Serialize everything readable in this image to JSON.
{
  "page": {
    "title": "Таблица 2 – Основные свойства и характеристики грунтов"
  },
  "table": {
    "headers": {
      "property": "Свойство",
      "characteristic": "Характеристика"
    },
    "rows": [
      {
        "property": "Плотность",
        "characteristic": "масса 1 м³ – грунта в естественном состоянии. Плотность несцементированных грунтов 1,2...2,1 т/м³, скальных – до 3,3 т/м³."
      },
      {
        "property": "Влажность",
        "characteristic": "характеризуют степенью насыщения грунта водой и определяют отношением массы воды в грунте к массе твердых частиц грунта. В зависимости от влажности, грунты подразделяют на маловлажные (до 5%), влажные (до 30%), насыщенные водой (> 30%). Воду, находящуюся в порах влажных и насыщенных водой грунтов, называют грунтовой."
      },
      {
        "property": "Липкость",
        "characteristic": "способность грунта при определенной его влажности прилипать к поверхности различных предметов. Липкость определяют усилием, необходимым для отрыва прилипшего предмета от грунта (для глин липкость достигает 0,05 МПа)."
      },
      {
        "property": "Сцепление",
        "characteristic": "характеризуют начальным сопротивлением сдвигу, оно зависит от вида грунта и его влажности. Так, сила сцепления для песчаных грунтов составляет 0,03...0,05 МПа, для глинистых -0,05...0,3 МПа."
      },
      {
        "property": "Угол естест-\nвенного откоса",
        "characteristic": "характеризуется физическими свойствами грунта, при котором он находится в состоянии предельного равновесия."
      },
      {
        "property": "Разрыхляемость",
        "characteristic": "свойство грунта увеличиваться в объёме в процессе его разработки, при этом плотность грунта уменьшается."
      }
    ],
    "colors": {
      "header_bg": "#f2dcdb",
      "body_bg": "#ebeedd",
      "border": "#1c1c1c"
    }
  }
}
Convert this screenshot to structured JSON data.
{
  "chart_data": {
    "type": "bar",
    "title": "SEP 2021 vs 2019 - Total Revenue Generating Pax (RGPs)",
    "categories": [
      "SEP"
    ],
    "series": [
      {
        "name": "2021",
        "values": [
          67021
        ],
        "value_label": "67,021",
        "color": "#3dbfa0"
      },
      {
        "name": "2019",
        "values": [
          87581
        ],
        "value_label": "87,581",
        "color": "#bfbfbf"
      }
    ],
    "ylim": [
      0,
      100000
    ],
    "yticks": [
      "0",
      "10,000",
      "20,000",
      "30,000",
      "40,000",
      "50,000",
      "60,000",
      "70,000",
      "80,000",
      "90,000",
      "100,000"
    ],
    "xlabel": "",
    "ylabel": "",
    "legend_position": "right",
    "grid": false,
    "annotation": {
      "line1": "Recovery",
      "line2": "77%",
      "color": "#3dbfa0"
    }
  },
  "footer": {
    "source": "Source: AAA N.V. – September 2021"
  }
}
--------
[The problem]:
Your output consists solely of the lines from the one with "Convert this screenshot" through the last line, copied exactly.

[Output below]:
Convert this screenshot to structured JSON data.
{
  "chart_data": {
    "type": "bar",
    "title": "SEP 2021 vs 2019 - Total Revenue Generating Pax (RGPs)",
    "categories": [
      "SEP"
    ],
    "series": [
      {
        "name": "2021",
        "values": [
          67021
        ],
        "value_label": "67,021",
        "color": "#3dbfa0"
      },
      {
        "name": "2019",
        "values": [
          87581
        ],
        "value_label": "87,581",
        "color": "#bfbfbf"
      }
    ],
    "ylim": [
      0,
      100000
    ],
    "yticks": [
      "0",
      "10,000",
      "20,000",
      "30,000",
      "40,000",
      "50,000",
      "60,000",
      "70,000",
      "80,000",
      "90,000",
      "100,000"
    ],
    "xlabel": "",
    "ylabel": "",
    "legend_position": "right",
    "grid": false,
    "annotation": {
      "line1": "Recovery",
      "line2": "77%",
      "color": "#3dbfa0"
    }
  },
  "footer": {
    "source": "Source: AAA N.V. – September 2021"
  }
}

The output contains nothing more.